--- Begin ---
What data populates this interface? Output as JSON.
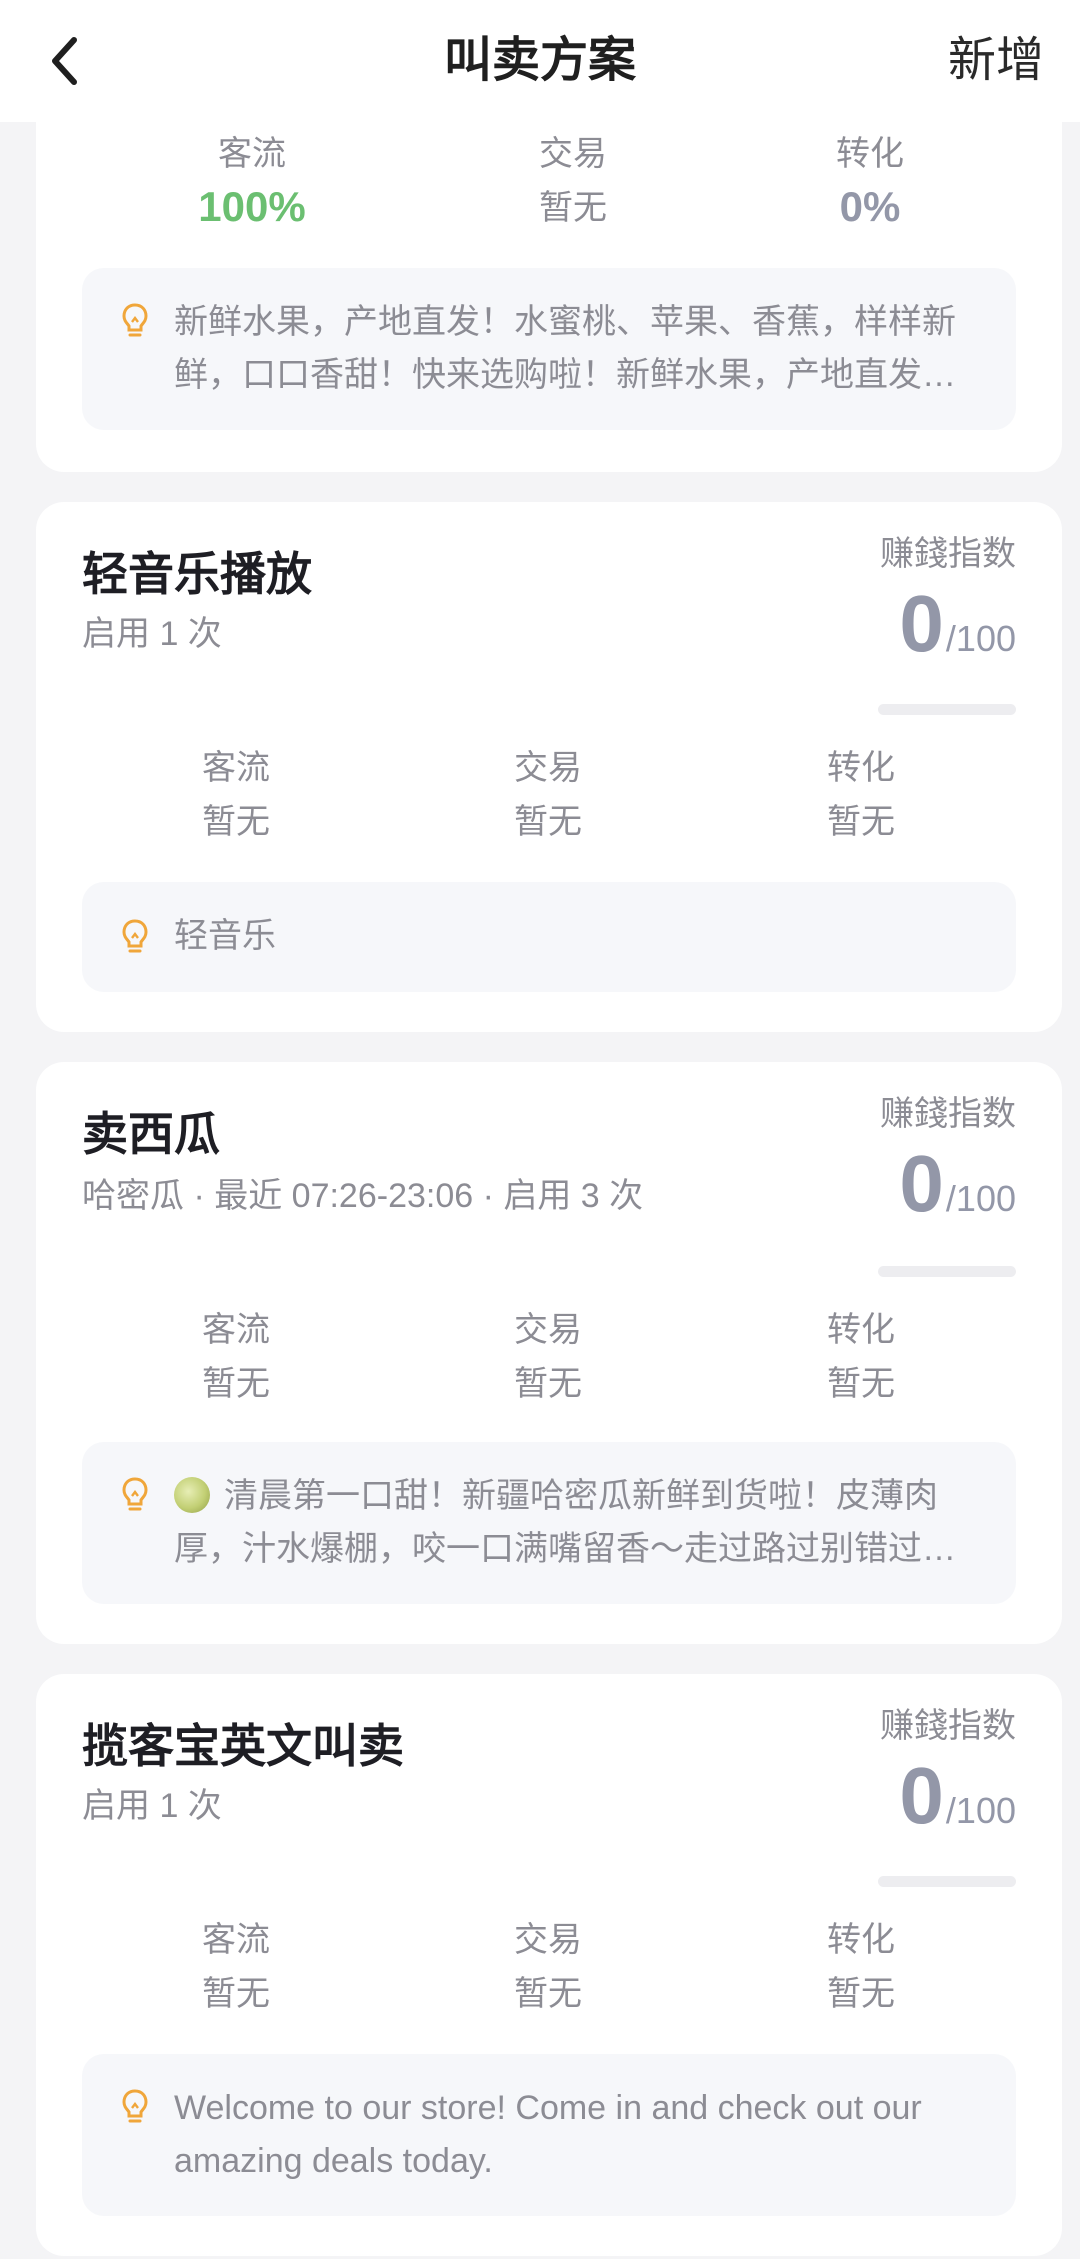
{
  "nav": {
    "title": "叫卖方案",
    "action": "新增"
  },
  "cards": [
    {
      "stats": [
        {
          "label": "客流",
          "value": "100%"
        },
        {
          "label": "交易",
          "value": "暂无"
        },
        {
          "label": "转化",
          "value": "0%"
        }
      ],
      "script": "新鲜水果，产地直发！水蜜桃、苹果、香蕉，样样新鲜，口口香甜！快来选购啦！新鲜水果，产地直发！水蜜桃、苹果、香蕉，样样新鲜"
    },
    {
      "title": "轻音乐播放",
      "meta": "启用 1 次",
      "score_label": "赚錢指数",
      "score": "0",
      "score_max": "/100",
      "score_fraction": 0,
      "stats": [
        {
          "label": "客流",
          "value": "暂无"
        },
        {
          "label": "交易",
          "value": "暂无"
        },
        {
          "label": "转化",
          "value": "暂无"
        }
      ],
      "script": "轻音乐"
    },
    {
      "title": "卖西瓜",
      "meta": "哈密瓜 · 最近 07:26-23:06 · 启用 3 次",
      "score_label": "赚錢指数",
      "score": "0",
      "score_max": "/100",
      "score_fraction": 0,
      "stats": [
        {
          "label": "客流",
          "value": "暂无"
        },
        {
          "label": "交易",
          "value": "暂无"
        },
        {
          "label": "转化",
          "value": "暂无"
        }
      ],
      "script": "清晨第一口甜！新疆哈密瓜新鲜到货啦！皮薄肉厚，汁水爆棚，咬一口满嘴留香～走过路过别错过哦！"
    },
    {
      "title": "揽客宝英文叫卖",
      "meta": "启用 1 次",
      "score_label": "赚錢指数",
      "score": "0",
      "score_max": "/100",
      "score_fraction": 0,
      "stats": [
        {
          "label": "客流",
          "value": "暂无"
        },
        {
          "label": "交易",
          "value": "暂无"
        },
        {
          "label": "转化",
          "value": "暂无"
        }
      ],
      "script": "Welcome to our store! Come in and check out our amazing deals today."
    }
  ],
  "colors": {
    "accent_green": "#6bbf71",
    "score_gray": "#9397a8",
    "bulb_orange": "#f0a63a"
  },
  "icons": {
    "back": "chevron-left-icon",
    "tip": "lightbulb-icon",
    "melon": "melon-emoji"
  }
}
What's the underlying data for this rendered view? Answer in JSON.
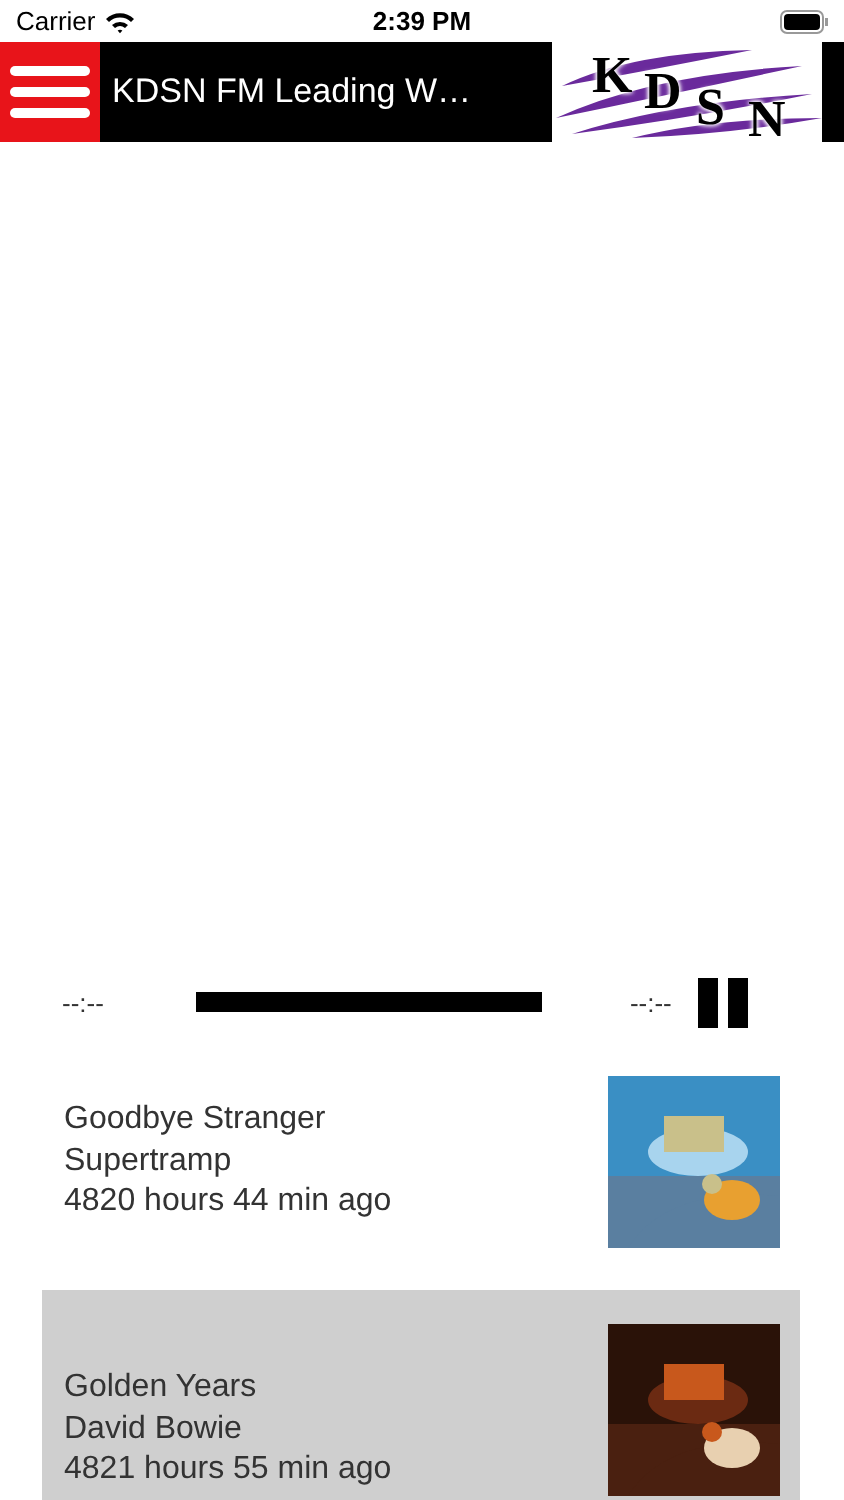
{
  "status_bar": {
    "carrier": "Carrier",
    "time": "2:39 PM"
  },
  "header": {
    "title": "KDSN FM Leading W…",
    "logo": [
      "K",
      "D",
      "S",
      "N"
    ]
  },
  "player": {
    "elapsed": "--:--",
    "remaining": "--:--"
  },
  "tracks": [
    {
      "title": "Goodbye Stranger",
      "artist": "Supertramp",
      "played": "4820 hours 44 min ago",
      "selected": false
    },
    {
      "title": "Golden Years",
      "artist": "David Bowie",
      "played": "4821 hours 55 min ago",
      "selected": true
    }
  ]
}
--- End ---
TASK OBJECTIVE -
All of the material above needs to be restated exactly, with no pictures.

SOLUTION FOR THIS PROBLEM -
What data populates this interface? Output as JSON.
{
  "nav": {
    "title": "叫卖方案",
    "action": "新增"
  },
  "cards": [
    {
      "stats": [
        {
          "label": "客流",
          "value": "100%"
        },
        {
          "label": "交易",
          "value": "暂无"
        },
        {
          "label": "转化",
          "value": "0%"
        }
      ],
      "script": "新鲜水果，产地直发！水蜜桃、苹果、香蕉，样样新鲜，口口香甜！快来选购啦！新鲜水果，产地直发！水蜜桃、苹果、香蕉，样样新鲜"
    },
    {
      "title": "轻音乐播放",
      "meta": "启用 1 次",
      "score_label": "赚錢指数",
      "score": "0",
      "score_max": "/100",
      "score_fraction": 0,
      "stats": [
        {
          "label": "客流",
          "value": "暂无"
        },
        {
          "label": "交易",
          "value": "暂无"
        },
        {
          "label": "转化",
          "value": "暂无"
        }
      ],
      "script": "轻音乐"
    },
    {
      "title": "卖西瓜",
      "meta": "哈密瓜 · 最近 07:26-23:06 · 启用 3 次",
      "score_label": "赚錢指数",
      "score": "0",
      "score_max": "/100",
      "score_fraction": 0,
      "stats": [
        {
          "label": "客流",
          "value": "暂无"
        },
        {
          "label": "交易",
          "value": "暂无"
        },
        {
          "label": "转化",
          "value": "暂无"
        }
      ],
      "script": "清晨第一口甜！新疆哈密瓜新鲜到货啦！皮薄肉厚，汁水爆棚，咬一口满嘴留香～走过路过别错过哦！"
    },
    {
      "title": "揽客宝英文叫卖",
      "meta": "启用 1 次",
      "score_label": "赚錢指数",
      "score": "0",
      "score_max": "/100",
      "score_fraction": 0,
      "stats": [
        {
          "label": "客流",
          "value": "暂无"
        },
        {
          "label": "交易",
          "value": "暂无"
        },
        {
          "label": "转化",
          "value": "暂无"
        }
      ],
      "script": "Welcome to our store! Come in and check out our amazing deals today."
    }
  ],
  "colors": {
    "accent_green": "#6bbf71",
    "score_gray": "#9397a8",
    "bulb_orange": "#f0a63a"
  },
  "icons": {
    "back": "chevron-left-icon",
    "tip": "lightbulb-icon",
    "melon": "melon-emoji"
  }
}
What's the underlying data for this rendered view? Answer in JSON.
{
  "status_bar": {
    "carrier": "Carrier",
    "time": "2:39 PM"
  },
  "header": {
    "title": "KDSN FM Leading W…",
    "logo": [
      "K",
      "D",
      "S",
      "N"
    ]
  },
  "player": {
    "elapsed": "--:--",
    "remaining": "--:--"
  },
  "tracks": [
    {
      "title": "Goodbye Stranger",
      "artist": "Supertramp",
      "played": "4820 hours 44 min ago",
      "selected": false
    },
    {
      "title": "Golden Years",
      "artist": "David Bowie",
      "played": "4821 hours 55 min ago",
      "selected": true
    }
  ]
}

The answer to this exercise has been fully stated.